• _Your goal_: Pull out from the material below all lines with "true".

┌─ Exercise inputs

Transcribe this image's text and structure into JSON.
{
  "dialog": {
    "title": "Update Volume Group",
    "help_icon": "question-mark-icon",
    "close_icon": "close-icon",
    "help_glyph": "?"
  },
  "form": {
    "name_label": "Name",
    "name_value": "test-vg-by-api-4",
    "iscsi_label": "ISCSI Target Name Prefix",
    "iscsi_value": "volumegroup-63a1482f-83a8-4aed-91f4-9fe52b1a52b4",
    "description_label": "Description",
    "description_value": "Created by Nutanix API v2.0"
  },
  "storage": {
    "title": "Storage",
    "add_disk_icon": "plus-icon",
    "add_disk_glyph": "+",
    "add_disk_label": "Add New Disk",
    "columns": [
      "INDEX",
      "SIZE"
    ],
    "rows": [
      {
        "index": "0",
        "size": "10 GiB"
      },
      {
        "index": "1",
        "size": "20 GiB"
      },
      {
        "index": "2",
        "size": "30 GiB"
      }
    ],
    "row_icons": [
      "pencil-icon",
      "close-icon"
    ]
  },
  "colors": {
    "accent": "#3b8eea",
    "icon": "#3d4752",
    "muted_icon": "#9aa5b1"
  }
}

└─
┌─ Exercise inputs

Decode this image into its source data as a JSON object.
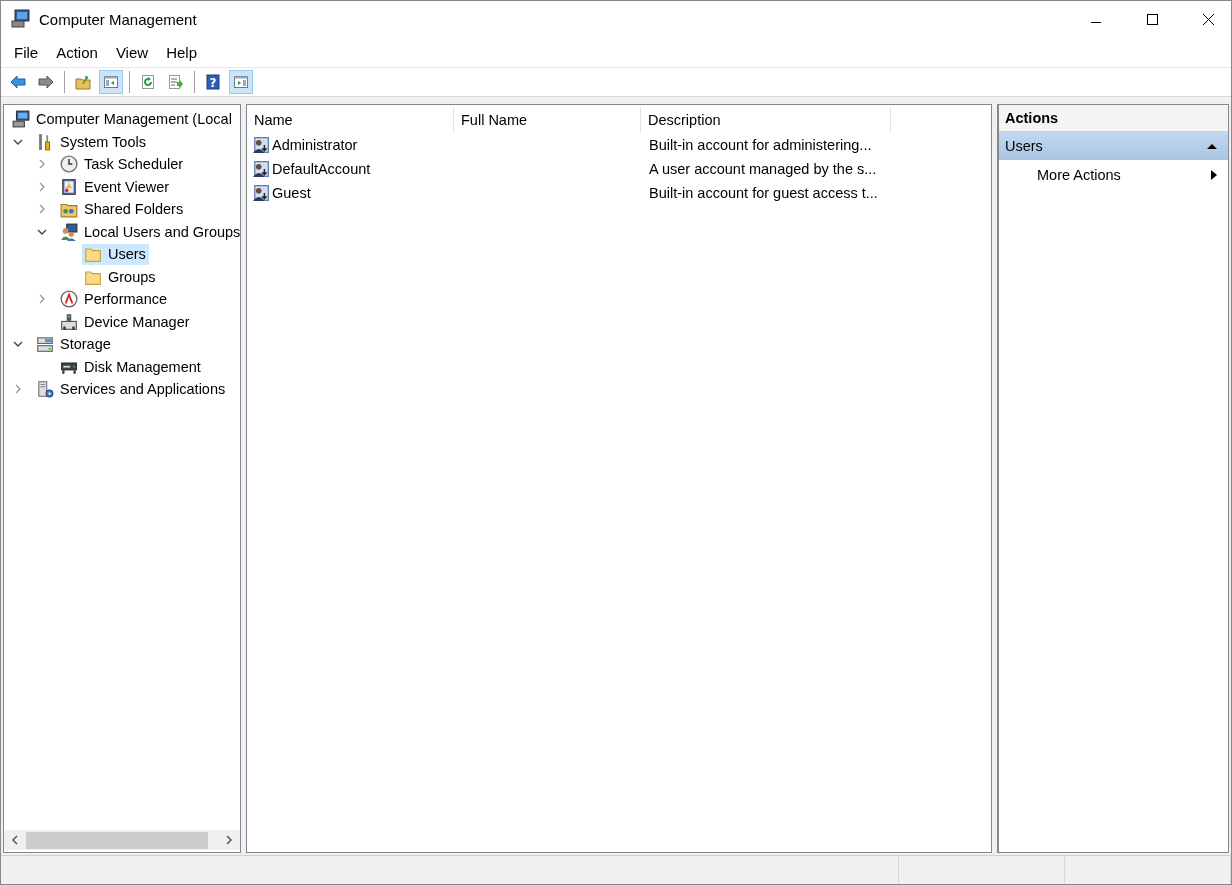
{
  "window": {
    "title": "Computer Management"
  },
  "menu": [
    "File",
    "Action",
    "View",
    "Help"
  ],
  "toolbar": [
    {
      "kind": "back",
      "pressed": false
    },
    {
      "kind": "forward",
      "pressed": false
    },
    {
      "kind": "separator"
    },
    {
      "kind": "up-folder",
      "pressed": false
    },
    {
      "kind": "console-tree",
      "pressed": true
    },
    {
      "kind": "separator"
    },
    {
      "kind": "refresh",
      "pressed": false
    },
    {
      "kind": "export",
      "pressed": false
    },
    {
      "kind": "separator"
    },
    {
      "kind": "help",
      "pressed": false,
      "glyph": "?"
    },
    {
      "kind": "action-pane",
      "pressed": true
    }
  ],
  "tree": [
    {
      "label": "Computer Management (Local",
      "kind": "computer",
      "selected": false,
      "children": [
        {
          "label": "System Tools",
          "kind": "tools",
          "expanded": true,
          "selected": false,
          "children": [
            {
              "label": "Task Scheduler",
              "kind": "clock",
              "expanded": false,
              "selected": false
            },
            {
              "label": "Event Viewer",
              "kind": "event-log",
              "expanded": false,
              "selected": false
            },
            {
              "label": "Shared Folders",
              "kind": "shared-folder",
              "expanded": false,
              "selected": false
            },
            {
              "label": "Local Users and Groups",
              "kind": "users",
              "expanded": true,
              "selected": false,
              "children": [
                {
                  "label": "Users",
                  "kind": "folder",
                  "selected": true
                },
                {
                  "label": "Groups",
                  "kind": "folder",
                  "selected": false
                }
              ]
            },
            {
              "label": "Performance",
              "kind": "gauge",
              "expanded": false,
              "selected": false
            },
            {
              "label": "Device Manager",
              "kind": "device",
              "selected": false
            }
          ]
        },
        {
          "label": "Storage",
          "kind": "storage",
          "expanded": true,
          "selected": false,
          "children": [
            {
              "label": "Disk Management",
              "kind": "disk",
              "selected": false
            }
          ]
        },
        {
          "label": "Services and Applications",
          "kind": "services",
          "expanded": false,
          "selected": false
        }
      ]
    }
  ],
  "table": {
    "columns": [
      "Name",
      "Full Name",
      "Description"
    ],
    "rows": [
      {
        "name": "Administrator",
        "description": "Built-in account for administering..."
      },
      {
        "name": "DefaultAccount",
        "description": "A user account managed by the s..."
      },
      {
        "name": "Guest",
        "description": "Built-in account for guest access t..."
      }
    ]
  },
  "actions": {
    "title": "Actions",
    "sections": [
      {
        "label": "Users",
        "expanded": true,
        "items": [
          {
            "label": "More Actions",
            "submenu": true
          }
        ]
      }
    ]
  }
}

└─

• _Answer to the problem_:
      "pressed": true
      "pressed": true
          "expanded": true,
              "expanded": true,
                  "selected": true
          "expanded": true,
        "expanded": true,
            "submenu": true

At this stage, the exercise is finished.